» **WHAT YOU NEED TO DO**:
Please output the records as a JSON list of strings, one string per line and no blank lines, from the first line through the line with "- plot-frame-precip: [403, 54, 663, 186]", both included.

Begin RECORDED INFORMATION

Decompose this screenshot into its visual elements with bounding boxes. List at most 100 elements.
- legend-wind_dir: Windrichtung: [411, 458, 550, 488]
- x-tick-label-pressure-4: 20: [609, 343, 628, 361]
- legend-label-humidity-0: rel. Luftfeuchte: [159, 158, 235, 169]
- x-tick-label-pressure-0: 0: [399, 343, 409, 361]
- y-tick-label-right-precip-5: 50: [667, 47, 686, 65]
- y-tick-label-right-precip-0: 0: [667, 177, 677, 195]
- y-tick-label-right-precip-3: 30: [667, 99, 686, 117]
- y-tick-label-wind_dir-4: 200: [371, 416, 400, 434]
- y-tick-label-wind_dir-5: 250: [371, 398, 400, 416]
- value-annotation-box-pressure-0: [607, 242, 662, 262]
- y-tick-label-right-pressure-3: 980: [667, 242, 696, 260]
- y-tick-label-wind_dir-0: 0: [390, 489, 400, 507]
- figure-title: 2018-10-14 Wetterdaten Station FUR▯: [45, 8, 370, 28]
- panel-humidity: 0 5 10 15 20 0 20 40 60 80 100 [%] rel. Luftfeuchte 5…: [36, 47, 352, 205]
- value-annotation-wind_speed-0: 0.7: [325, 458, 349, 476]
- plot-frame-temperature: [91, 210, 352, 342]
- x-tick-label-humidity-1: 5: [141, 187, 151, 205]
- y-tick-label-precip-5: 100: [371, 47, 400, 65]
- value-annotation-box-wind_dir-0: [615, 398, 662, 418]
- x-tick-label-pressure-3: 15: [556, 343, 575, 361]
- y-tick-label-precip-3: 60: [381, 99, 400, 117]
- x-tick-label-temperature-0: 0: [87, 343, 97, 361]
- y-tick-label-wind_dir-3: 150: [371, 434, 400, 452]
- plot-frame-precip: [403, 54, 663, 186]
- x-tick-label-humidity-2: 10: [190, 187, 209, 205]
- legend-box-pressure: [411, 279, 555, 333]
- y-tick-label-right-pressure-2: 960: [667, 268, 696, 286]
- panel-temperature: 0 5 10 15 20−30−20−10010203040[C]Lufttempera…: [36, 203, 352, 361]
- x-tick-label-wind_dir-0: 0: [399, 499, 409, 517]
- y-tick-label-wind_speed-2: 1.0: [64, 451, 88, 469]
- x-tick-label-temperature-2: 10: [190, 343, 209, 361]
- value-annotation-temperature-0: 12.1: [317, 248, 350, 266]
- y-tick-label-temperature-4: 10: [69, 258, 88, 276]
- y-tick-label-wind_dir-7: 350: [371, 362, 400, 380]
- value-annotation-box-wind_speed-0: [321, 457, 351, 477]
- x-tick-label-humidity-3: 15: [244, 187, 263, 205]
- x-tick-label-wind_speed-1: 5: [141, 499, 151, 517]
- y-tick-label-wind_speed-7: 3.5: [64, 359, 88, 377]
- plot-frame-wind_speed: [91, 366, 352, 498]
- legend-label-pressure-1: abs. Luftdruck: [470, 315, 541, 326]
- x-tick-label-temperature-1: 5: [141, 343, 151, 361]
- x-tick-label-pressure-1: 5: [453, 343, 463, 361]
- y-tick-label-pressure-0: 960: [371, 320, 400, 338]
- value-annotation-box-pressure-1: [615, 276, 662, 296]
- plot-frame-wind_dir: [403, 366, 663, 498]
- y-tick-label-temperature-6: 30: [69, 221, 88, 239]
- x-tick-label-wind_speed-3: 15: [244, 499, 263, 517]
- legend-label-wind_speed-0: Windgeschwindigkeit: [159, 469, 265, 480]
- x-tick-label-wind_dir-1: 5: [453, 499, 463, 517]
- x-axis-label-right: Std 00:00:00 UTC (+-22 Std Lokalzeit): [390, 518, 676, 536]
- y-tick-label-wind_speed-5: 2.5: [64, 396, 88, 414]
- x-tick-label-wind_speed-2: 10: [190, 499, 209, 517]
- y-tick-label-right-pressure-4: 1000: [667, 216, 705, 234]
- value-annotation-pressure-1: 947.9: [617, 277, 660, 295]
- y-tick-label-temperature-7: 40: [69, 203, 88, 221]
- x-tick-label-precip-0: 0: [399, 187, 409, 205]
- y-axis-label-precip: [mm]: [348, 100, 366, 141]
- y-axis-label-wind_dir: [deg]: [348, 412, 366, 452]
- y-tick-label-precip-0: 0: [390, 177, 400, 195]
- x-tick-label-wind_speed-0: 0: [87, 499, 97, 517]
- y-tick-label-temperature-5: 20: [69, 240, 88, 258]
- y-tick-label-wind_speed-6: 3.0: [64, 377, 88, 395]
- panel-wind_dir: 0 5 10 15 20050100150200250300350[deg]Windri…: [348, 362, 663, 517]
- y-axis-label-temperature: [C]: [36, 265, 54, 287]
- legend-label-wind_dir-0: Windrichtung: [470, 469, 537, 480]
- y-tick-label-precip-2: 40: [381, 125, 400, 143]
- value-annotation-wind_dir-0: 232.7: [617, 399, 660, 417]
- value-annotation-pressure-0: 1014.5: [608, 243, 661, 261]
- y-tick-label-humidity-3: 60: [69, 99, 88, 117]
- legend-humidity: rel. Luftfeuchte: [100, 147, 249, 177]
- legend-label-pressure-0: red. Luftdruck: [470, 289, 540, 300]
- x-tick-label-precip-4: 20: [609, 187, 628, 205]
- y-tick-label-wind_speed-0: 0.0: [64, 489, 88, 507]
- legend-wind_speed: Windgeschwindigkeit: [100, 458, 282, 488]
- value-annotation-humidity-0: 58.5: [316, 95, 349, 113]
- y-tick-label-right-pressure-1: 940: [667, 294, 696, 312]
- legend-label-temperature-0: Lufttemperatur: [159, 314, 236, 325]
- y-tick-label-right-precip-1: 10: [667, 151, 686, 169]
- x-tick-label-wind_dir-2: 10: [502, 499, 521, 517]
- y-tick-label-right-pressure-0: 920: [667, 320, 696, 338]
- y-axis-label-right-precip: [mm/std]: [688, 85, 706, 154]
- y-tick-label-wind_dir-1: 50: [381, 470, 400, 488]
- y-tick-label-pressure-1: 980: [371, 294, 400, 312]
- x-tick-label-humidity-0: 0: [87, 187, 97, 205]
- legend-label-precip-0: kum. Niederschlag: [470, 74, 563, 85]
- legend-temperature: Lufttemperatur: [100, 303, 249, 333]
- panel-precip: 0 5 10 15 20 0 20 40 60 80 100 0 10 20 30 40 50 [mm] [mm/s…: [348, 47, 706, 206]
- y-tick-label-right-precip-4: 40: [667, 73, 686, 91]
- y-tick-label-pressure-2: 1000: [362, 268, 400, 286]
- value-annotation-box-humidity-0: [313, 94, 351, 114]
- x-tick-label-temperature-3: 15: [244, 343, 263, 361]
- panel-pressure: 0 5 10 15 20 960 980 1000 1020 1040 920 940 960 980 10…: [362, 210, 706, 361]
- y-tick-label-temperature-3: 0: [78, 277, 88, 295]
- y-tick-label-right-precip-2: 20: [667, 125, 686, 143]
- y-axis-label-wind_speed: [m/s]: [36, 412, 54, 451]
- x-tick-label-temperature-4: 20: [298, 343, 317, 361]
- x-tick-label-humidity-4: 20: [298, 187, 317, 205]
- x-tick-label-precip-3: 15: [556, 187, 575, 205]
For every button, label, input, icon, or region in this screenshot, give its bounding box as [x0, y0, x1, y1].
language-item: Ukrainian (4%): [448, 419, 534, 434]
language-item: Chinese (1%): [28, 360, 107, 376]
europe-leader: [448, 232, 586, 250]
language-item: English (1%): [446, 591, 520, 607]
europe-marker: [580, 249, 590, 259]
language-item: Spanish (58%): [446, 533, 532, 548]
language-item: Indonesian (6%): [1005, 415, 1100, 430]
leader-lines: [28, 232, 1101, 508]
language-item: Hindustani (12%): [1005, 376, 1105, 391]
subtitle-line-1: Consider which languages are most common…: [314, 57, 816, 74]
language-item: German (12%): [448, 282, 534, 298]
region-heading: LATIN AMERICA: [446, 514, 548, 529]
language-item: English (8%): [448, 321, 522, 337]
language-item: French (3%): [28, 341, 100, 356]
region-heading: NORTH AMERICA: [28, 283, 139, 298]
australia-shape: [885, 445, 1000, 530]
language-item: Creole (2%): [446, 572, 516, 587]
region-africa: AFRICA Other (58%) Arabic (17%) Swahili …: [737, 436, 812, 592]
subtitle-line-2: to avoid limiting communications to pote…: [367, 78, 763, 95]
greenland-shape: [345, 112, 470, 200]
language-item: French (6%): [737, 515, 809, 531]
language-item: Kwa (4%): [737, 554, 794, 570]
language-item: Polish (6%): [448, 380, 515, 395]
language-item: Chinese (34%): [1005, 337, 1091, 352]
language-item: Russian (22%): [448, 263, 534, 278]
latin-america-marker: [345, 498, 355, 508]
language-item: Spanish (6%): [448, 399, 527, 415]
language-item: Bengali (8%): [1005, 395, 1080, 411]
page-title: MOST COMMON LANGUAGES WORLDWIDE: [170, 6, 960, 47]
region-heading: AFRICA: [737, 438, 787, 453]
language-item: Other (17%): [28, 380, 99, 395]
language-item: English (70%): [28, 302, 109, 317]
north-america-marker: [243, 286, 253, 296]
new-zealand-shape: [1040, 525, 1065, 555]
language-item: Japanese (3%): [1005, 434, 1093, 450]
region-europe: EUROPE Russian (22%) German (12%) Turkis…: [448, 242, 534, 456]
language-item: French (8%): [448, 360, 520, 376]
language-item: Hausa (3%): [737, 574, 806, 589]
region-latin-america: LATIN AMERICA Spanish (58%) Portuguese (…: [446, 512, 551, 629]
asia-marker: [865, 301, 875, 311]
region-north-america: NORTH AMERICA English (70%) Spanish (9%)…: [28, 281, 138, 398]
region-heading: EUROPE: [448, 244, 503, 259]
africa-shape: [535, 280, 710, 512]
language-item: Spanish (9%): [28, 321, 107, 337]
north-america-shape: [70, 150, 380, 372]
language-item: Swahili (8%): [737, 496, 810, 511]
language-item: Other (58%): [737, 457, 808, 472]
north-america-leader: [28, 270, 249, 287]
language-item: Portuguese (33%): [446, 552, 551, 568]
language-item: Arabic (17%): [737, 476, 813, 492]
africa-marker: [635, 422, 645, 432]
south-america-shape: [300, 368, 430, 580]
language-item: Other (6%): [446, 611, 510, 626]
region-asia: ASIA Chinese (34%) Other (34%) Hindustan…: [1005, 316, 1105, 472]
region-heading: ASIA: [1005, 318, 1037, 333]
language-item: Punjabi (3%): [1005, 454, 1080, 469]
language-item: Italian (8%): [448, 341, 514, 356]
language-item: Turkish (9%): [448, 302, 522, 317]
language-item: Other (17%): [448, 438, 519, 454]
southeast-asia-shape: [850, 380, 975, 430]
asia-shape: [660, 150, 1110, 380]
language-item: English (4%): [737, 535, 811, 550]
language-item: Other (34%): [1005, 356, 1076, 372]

End RECORDED INFORMATION

» **WRITTEN REPLY**:
[
  "Decompose this screenshot into its visual elements with bounding boxes. List at most 100 elements.",
  "- legend-wind_dir: Windrichtung: [411, 458, 550, 488]",
  "- x-tick-label-pressure-4: 20: [609, 343, 628, 361]",
  "- legend-label-humidity-0: rel. Luftfeuchte: [159, 158, 235, 169]",
  "- x-tick-label-pressure-0: 0: [399, 343, 409, 361]",
  "- y-tick-label-right-precip-5: 50: [667, 47, 686, 65]",
  "- y-tick-label-right-precip-0: 0: [667, 177, 677, 195]",
  "- y-tick-label-right-precip-3: 30: [667, 99, 686, 117]",
  "- y-tick-label-wind_dir-4: 200: [371, 416, 400, 434]",
  "- y-tick-label-wind_dir-5: 250: [371, 398, 400, 416]",
  "- value-annotation-box-pressure-0: [607, 242, 662, 262]",
  "- y-tick-label-right-pressure-3: 980: [667, 242, 696, 260]",
  "- y-tick-label-wind_dir-0: 0: [390, 489, 400, 507]",
  "- figure-title: 2018-10-14 Wetterdaten Station FUR▯: [45, 8, 370, 28]",
  "- panel-humidity: 0 5 10 15 20 0 20 40 60 80 100 [%] rel. Luftfeuchte 5…: [36, 47, 352, 205]",
  "- value-annotation-wind_speed-0: 0.7: [325, 458, 349, 476]",
  "- plot-frame-temperature: [91, 210, 352, 342]",
  "- x-tick-label-humidity-1: 5: [141, 187, 151, 205]",
  "- y-tick-label-precip-5: 100: [371, 47, 400, 65]",
  "- value-annotation-box-wind_dir-0: [615, 398, 662, 418]",
  "- x-tick-label-pressure-3: 15: [556, 343, 575, 361]",
  "- y-tick-label-precip-3: 60: [381, 99, 400, 117]",
  "- x-tick-label-temperature-0: 0: [87, 343, 97, 361]",
  "- y-tick-label-wind_dir-3: 150: [371, 434, 400, 452]",
  "- plot-frame-precip: [403, 54, 663, 186]"
]